**Written problem:** Find all lines in the records that include the word "with", and copy them out.

**Records to process:**
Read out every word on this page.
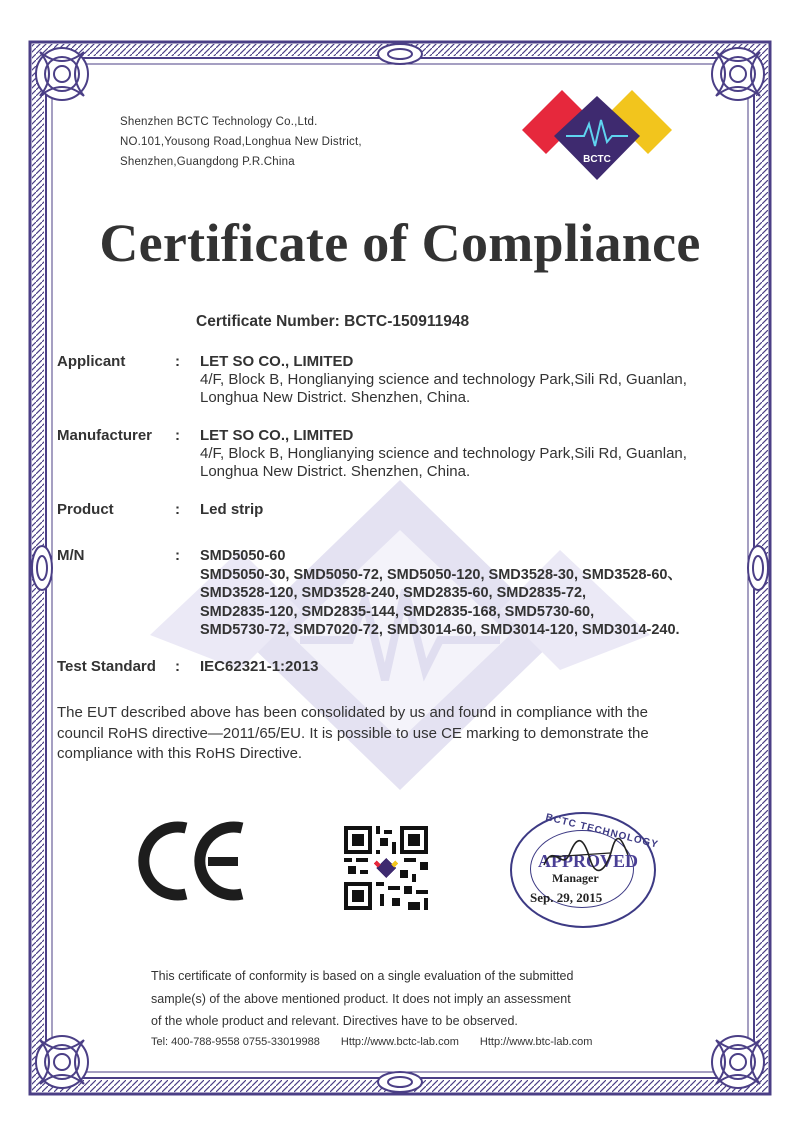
Shenzhen BCTC Technology Co.,Ltd.
NO.101,Yousong Road,Longhua New District,
Shenzhen,Guangdong P.R.China	BCTC
Certificate of Compliance
Certificate Number: BCTC-150911948
Applicant	: LET SO CO., LIMITED
4/F, Block B, Honglianying science and technology Park,Sili Rd, Guanlan,
Longhua New District. Shenzhen, China.
Manufacturer : LET SO CO., LIMITED
4/F, Block B, Honglianying science and technology Park,Sili Rd, Guanlan,
Longhua New District. Shenzhen, China.
Product	: Led strip
M/N	: SMD5050-60
SMD5050-30, SMD5050-72, SMD5050-120, SMD3528-30, SMD3528-60、
SMD3528-120, SMD3528-240, SMD2835-60, SMD2835-72,
SMD2835-120, SMD2835-144, SMD2835-168, SMD5730-60,
SMD5730-72, SMD7020-72, SMD3014-60, SMD3014-120, SMD3014-240.
Test Standard : IEC62321-1:2013
The EUT described above has been consolidated by us and found in compliance with the
council RoHS directive—2011/65/EU. It is possible to use CE marking to demonstrate the
compliance with this RoHS Directive.
BCTC TECHNOLOGY
APPROVED
Manager
Sep. 29, 2015
This certificate of conformity is based on a single evaluation of the submitted
sample(s) of the above mentioned product. It does not imply an assessment
of the whole product and relevant. Directives have to be observed.
Tel: 400-788-9558 0755-33019988 Http://www.bctc-lab.com Http://www.btc-lab.com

**Exercise output:**
The EUT described above has been consolidated by us and found in compliance with the
compliance with this RoHS Directive.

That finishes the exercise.